----- Dataset records

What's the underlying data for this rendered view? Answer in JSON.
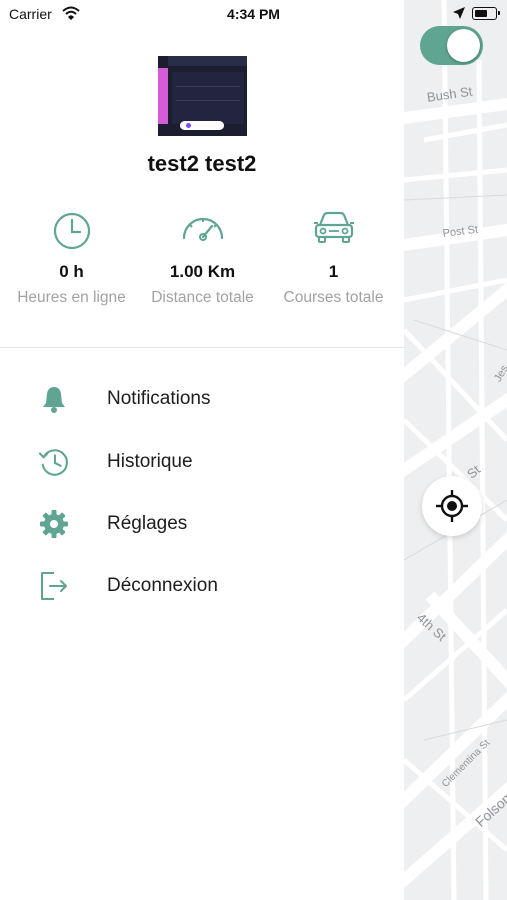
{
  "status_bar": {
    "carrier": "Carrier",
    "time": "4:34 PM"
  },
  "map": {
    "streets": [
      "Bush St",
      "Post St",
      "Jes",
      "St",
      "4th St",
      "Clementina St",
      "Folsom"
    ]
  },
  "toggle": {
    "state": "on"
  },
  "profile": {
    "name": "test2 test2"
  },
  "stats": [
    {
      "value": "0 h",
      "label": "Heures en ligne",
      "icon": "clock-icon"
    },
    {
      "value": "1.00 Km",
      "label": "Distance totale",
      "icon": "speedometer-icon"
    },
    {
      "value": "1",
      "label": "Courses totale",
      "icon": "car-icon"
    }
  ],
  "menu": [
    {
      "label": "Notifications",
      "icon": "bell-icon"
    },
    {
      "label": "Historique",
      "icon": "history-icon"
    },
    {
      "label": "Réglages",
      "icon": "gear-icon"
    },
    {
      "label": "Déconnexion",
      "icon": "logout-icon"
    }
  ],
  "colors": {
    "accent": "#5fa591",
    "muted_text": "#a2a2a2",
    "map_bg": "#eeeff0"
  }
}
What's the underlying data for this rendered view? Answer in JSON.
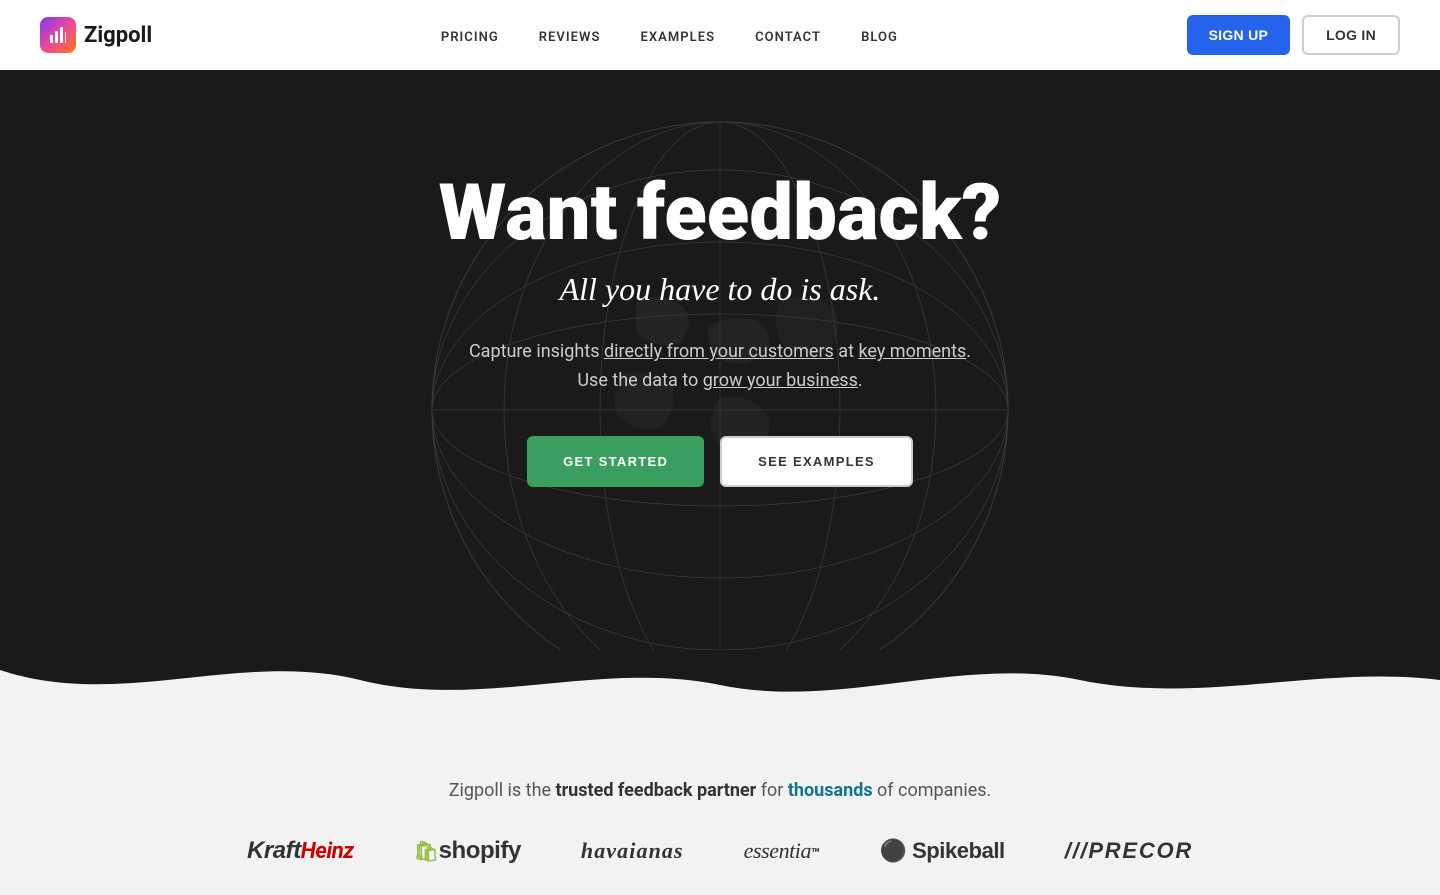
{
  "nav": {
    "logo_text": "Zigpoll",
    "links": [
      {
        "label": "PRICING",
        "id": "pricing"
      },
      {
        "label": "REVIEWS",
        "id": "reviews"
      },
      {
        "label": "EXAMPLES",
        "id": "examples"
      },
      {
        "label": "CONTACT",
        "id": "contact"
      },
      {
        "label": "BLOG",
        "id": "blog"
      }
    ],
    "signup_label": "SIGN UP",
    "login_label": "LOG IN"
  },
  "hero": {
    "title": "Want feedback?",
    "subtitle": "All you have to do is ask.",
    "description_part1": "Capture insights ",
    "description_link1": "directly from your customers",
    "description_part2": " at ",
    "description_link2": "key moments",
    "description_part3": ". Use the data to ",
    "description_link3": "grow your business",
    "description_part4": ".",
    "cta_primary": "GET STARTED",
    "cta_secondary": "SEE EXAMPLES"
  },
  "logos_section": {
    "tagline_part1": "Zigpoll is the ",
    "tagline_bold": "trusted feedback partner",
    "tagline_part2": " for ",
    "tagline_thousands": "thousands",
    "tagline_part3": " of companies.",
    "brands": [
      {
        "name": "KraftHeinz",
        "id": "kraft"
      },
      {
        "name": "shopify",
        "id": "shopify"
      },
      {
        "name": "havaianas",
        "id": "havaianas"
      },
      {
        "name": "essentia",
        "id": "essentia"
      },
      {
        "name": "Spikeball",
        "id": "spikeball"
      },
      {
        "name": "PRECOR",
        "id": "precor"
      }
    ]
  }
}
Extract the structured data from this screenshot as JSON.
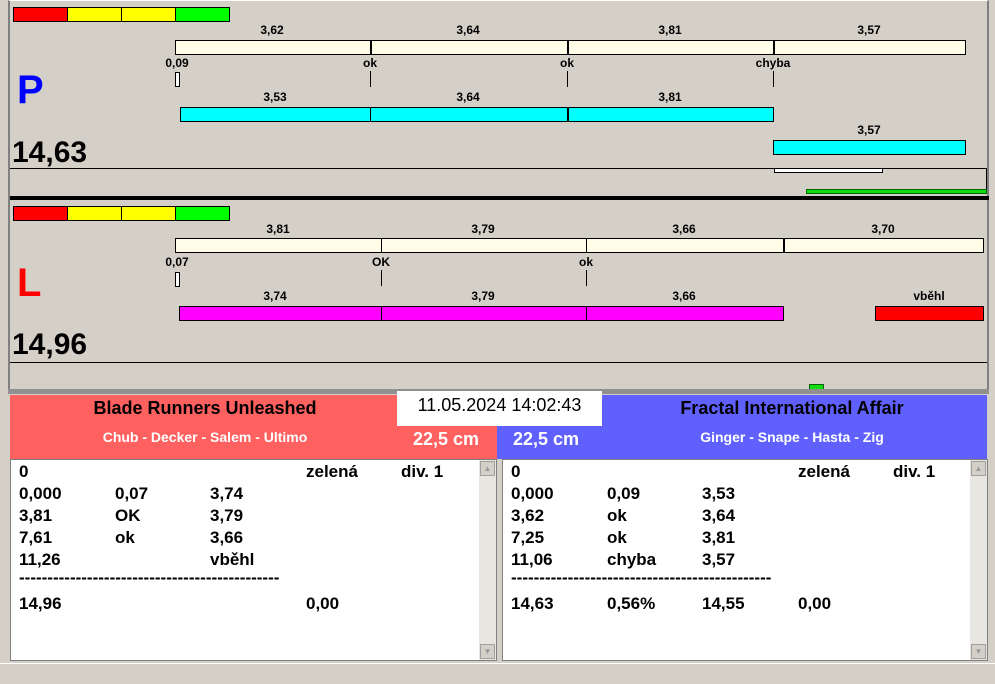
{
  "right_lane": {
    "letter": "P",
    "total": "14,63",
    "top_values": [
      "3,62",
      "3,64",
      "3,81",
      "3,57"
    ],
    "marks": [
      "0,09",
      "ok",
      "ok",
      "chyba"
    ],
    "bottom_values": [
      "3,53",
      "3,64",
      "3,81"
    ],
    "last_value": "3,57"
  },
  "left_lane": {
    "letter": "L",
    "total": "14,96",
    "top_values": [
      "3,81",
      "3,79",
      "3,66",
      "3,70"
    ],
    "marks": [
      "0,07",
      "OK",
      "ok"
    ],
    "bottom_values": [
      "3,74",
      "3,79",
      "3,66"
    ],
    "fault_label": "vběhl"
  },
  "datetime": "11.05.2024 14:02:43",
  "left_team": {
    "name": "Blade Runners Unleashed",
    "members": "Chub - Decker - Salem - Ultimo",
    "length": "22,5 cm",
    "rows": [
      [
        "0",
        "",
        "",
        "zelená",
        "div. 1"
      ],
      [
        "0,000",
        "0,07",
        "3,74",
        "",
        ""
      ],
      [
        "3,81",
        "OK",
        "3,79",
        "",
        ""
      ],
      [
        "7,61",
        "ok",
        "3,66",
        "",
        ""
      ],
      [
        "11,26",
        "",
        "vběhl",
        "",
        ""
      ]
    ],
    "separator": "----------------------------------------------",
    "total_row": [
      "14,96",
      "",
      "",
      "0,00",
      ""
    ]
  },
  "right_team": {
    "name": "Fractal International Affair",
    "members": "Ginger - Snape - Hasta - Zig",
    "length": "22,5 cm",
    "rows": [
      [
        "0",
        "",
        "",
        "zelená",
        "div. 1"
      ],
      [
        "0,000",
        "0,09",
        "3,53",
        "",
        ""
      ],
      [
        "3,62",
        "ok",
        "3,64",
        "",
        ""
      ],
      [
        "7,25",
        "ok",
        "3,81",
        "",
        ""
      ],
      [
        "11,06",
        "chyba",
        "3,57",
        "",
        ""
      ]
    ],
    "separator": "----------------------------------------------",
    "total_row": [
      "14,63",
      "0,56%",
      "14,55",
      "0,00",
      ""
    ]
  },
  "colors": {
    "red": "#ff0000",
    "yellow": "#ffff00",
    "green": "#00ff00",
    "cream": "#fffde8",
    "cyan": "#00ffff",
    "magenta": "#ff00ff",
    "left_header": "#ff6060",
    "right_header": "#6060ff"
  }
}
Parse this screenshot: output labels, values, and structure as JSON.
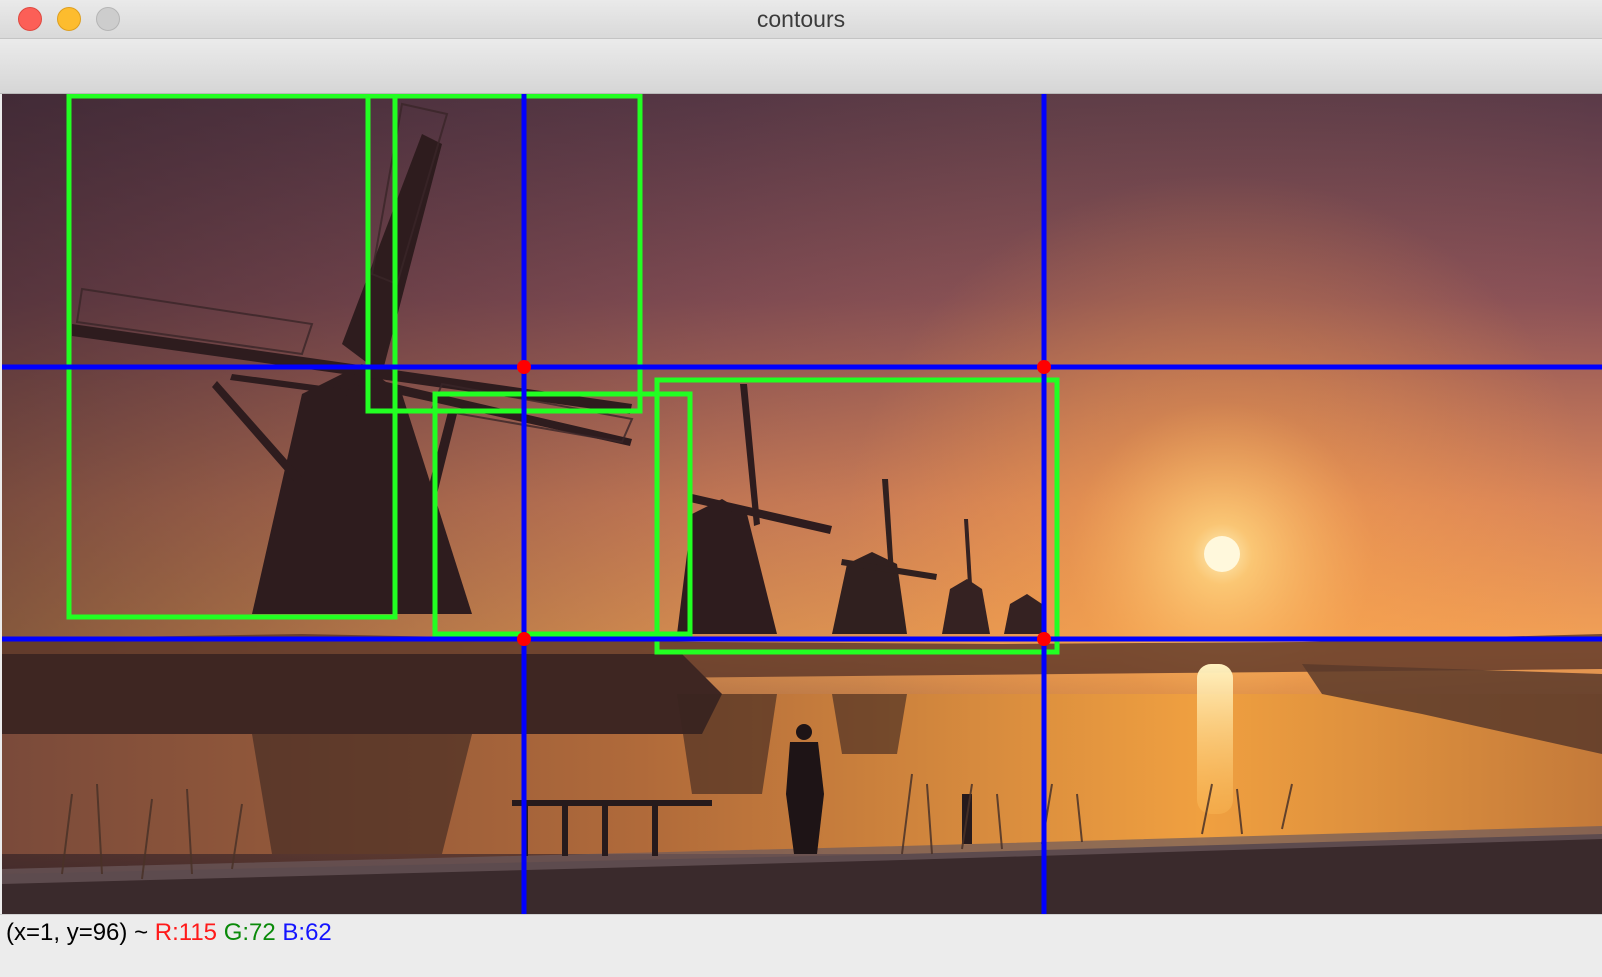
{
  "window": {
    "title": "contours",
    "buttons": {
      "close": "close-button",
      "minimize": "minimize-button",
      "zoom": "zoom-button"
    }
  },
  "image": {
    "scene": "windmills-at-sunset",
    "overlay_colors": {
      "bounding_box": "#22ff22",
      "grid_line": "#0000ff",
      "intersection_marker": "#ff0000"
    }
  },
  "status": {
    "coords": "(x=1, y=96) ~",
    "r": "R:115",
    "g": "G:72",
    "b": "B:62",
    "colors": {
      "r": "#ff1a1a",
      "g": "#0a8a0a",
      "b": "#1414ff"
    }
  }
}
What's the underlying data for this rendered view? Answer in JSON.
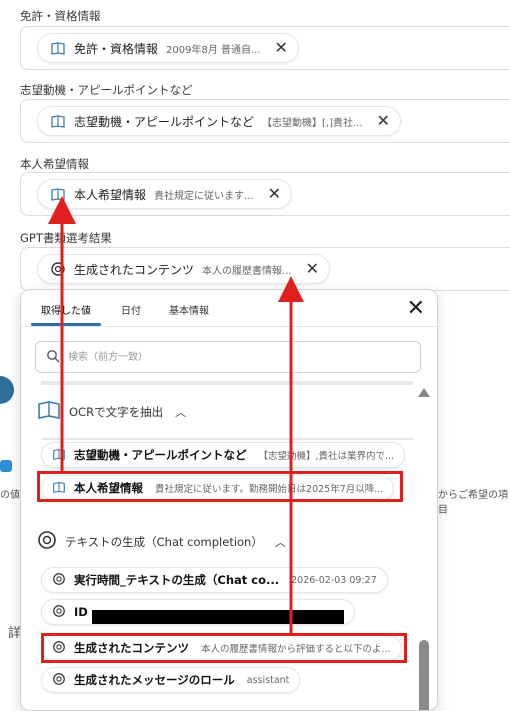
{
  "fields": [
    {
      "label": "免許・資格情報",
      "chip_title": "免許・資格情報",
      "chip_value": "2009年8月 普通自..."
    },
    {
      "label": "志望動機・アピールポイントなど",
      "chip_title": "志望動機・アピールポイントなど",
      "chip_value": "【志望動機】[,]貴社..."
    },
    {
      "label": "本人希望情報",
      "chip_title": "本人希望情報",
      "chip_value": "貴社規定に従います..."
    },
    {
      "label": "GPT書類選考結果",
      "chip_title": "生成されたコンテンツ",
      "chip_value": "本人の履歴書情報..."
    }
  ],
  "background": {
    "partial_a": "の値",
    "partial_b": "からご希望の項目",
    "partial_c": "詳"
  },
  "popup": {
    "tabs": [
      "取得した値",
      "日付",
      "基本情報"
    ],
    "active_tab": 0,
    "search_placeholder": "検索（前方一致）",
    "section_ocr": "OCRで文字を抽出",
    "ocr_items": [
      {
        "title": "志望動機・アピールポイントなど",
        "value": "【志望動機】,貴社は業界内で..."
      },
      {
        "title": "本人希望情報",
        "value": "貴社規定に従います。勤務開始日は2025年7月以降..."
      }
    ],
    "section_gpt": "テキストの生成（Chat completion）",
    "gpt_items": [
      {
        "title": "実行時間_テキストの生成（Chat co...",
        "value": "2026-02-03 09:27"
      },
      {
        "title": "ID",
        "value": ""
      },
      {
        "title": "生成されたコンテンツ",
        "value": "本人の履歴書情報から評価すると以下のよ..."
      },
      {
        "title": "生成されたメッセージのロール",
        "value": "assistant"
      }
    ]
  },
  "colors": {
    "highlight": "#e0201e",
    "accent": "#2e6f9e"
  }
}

----------

» **Brief**
Write out the records above exactly as they appear, leaving out any pictures.

» **The result**
What's the underlying data for this rendered view? Answer in JSON.
{
  "status_bar": {
    "carrier": "Carrier",
    "time": "4:34 PM"
  },
  "map": {
    "streets": [
      "Bush St",
      "Post St",
      "Jes",
      "St",
      "4th St",
      "Clementina St",
      "Folsom"
    ]
  },
  "toggle": {
    "state": "on"
  },
  "profile": {
    "name": "test2 test2"
  },
  "stats": [
    {
      "value": "0 h",
      "label": "Heures en ligne",
      "icon": "clock-icon"
    },
    {
      "value": "1.00 Km",
      "label": "Distance totale",
      "icon": "speedometer-icon"
    },
    {
      "value": "1",
      "label": "Courses totale",
      "icon": "car-icon"
    }
  ],
  "menu": [
    {
      "label": "Notifications",
      "icon": "bell-icon"
    },
    {
      "label": "Historique",
      "icon": "history-icon"
    },
    {
      "label": "Réglages",
      "icon": "gear-icon"
    },
    {
      "label": "Déconnexion",
      "icon": "logout-icon"
    }
  ],
  "colors": {
    "accent": "#5fa591",
    "muted_text": "#a2a2a2",
    "map_bg": "#eeeff0"
  }
}
What's the underlying data for this rendered view? Answer in JSON.
{
  "nav": {
    "logo_text": "Zigpoll",
    "links": [
      {
        "label": "PRICING",
        "id": "pricing"
      },
      {
        "label": "REVIEWS",
        "id": "reviews"
      },
      {
        "label": "EXAMPLES",
        "id": "examples"
      },
      {
        "label": "CONTACT",
        "id": "contact"
      },
      {
        "label": "BLOG",
        "id": "blog"
      }
    ],
    "signup_label": "SIGN UP",
    "login_label": "LOG IN"
  },
  "hero": {
    "title": "Want feedback?",
    "subtitle": "All you have to do is ask.",
    "description_part1": "Capture insights ",
    "description_link1": "directly from your customers",
    "description_part2": " at ",
    "description_link2": "key moments",
    "description_part3": ". Use the data to ",
    "description_link3": "grow your business",
    "description_part4": ".",
    "cta_primary": "GET STARTED",
    "cta_secondary": "SEE EXAMPLES"
  },
  "logos_section": {
    "tagline_part1": "Zigpoll is the ",
    "tagline_bold": "trusted feedback partner",
    "tagline_part2": " for ",
    "tagline_thousands": "thousands",
    "tagline_part3": " of companies.",
    "brands": [
      {
        "name": "KraftHeinz",
        "id": "kraft"
      },
      {
        "name": "shopify",
        "id": "shopify"
      },
      {
        "name": "havaianas",
        "id": "havaianas"
      },
      {
        "name": "essentia",
        "id": "essentia"
      },
      {
        "name": "Spikeball",
        "id": "spikeball"
      },
      {
        "name": "PRECOR",
        "id": "precor"
      }
    ]
  }
}
Extract the structured data from this screenshot as JSON.
{
  "right_lane": {
    "letter": "P",
    "total": "14,63",
    "top_values": [
      "3,62",
      "3,64",
      "3,81",
      "3,57"
    ],
    "marks": [
      "0,09",
      "ok",
      "ok",
      "chyba"
    ],
    "bottom_values": [
      "3,53",
      "3,64",
      "3,81"
    ],
    "last_value": "3,57"
  },
  "left_lane": {
    "letter": "L",
    "total": "14,96",
    "top_values": [
      "3,81",
      "3,79",
      "3,66",
      "3,70"
    ],
    "marks": [
      "0,07",
      "OK",
      "ok"
    ],
    "bottom_values": [
      "3,74",
      "3,79",
      "3,66"
    ],
    "fault_label": "vběhl"
  },
  "datetime": "11.05.2024 14:02:43",
  "left_team": {
    "name": "Blade Runners Unleashed",
    "members": "Chub - Decker - Salem - Ultimo",
    "length": "22,5 cm",
    "rows": [
      [
        "0",
        "",
        "",
        "zelená",
        "div. 1"
      ],
      [
        "0,000",
        "0,07",
        "3,74",
        "",
        ""
      ],
      [
        "3,81",
        "OK",
        "3,79",
        "",
        ""
      ],
      [
        "7,61",
        "ok",
        "3,66",
        "",
        ""
      ],
      [
        "11,26",
        "",
        "vběhl",
        "",
        ""
      ]
    ],
    "separator": "----------------------------------------------",
    "total_row": [
      "14,96",
      "",
      "",
      "0,00",
      ""
    ]
  },
  "right_team": {
    "name": "Fractal International Affair",
    "members": "Ginger - Snape - Hasta - Zig",
    "length": "22,5 cm",
    "rows": [
      [
        "0",
        "",
        "",
        "zelená",
        "div. 1"
      ],
      [
        "0,000",
        "0,09",
        "3,53",
        "",
        ""
      ],
      [
        "3,62",
        "ok",
        "3,64",
        "",
        ""
      ],
      [
        "7,25",
        "ok",
        "3,81",
        "",
        ""
      ],
      [
        "11,06",
        "chyba",
        "3,57",
        "",
        ""
      ]
    ],
    "separator": "----------------------------------------------",
    "total_row": [
      "14,63",
      "0,56%",
      "14,55",
      "0,00",
      ""
    ]
  },
  "colors": {
    "red": "#ff0000",
    "yellow": "#ffff00",
    "green": "#00ff00",
    "cream": "#fffde8",
    "cyan": "#00ffff",
    "magenta": "#ff00ff",
    "left_header": "#ff6060",
    "right_header": "#6060ff"
  }
}
Parse this screenshot: output labels, values, and structure as JSON.
{
  "window": {
    "title": "contours",
    "buttons": {
      "close": "close-button",
      "minimize": "minimize-button",
      "zoom": "zoom-button"
    }
  },
  "image": {
    "scene": "windmills-at-sunset",
    "overlay_colors": {
      "bounding_box": "#22ff22",
      "grid_line": "#0000ff",
      "intersection_marker": "#ff0000"
    }
  },
  "status": {
    "coords": "(x=1, y=96) ~",
    "r": "R:115",
    "g": "G:72",
    "b": "B:62",
    "colors": {
      "r": "#ff1a1a",
      "g": "#0a8a0a",
      "b": "#1414ff"
    }
  }
}
What's the underlying data for this rendered view? Answer in JSON.
{
  "fields": [
    {
      "label": "免許・資格情報",
      "chip_title": "免許・資格情報",
      "chip_value": "2009年8月 普通自..."
    },
    {
      "label": "志望動機・アピールポイントなど",
      "chip_title": "志望動機・アピールポイントなど",
      "chip_value": "【志望動機】[,]貴社..."
    },
    {
      "label": "本人希望情報",
      "chip_title": "本人希望情報",
      "chip_value": "貴社規定に従います..."
    },
    {
      "label": "GPT書類選考結果",
      "chip_title": "生成されたコンテンツ",
      "chip_value": "本人の履歴書情報..."
    }
  ],
  "background": {
    "partial_a": "の値",
    "partial_b": "からご希望の項目",
    "partial_c": "詳"
  },
  "popup": {
    "tabs": [
      "取得した値",
      "日付",
      "基本情報"
    ],
    "active_tab": 0,
    "search_placeholder": "検索（前方一致）",
    "section_ocr": "OCRで文字を抽出",
    "ocr_items": [
      {
        "title": "志望動機・アピールポイントなど",
        "value": "【志望動機】,貴社は業界内で..."
      },
      {
        "title": "本人希望情報",
        "value": "貴社規定に従います。勤務開始日は2025年7月以降..."
      }
    ],
    "section_gpt": "テキストの生成（Chat completion）",
    "gpt_items": [
      {
        "title": "実行時間_テキストの生成（Chat co...",
        "value": "2026-02-03 09:27"
      },
      {
        "title": "ID",
        "value": ""
      },
      {
        "title": "生成されたコンテンツ",
        "value": "本人の履歴書情報から評価すると以下のよ..."
      },
      {
        "title": "生成されたメッセージのロール",
        "value": "assistant"
      }
    ]
  },
  "colors": {
    "highlight": "#e0201e",
    "accent": "#2e6f9e"
  }
}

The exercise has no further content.